■ SET TASK ■
Copy every line of the data that contains the string "label".

Dataset records:
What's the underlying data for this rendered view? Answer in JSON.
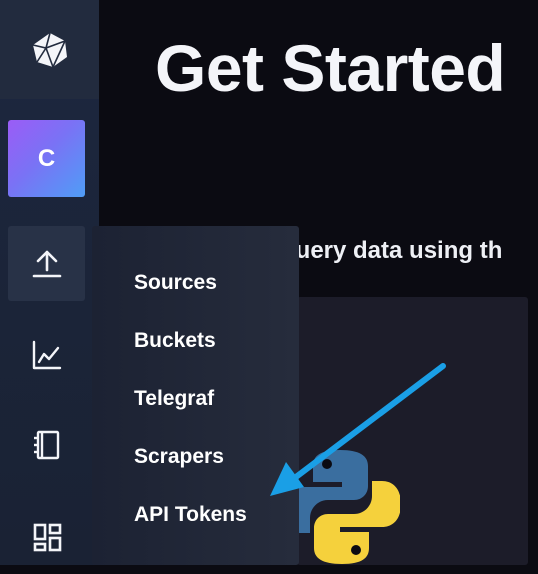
{
  "header": {
    "title": "Get Started",
    "subtitle_partial": "query data using th"
  },
  "sidebar": {
    "logo_icon": "influxdb-cube-icon",
    "org_initial": "C",
    "items": [
      {
        "name": "load-data",
        "icon": "upload-icon",
        "active": true
      },
      {
        "name": "data-explorer",
        "icon": "graph-icon",
        "active": false
      },
      {
        "name": "notebooks",
        "icon": "notebook-icon",
        "active": false
      },
      {
        "name": "dashboards",
        "icon": "dashboard-icon",
        "active": false
      }
    ]
  },
  "load_data_menu": {
    "items": [
      {
        "label": "Sources"
      },
      {
        "label": "Buckets"
      },
      {
        "label": "Telegraf"
      },
      {
        "label": "Scrapers"
      },
      {
        "label": "API Tokens"
      }
    ]
  },
  "card": {
    "icon": "python-logo-icon"
  },
  "annotation": {
    "icon": "arrow-pointer-icon",
    "color": "#1a9fe6"
  },
  "colors": {
    "avatar_gradient_start": "#9b5cf6",
    "avatar_gradient_end": "#4f9df6",
    "python_blue": "#3a6e9f",
    "python_yellow": "#f5d13c"
  }
}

■ FINAL ANSWER ■
        "label": "Sources"
        "label": "Buckets"
        "label": "Telegraf"
        "label": "Scrapers"
        "label": "API Tokens"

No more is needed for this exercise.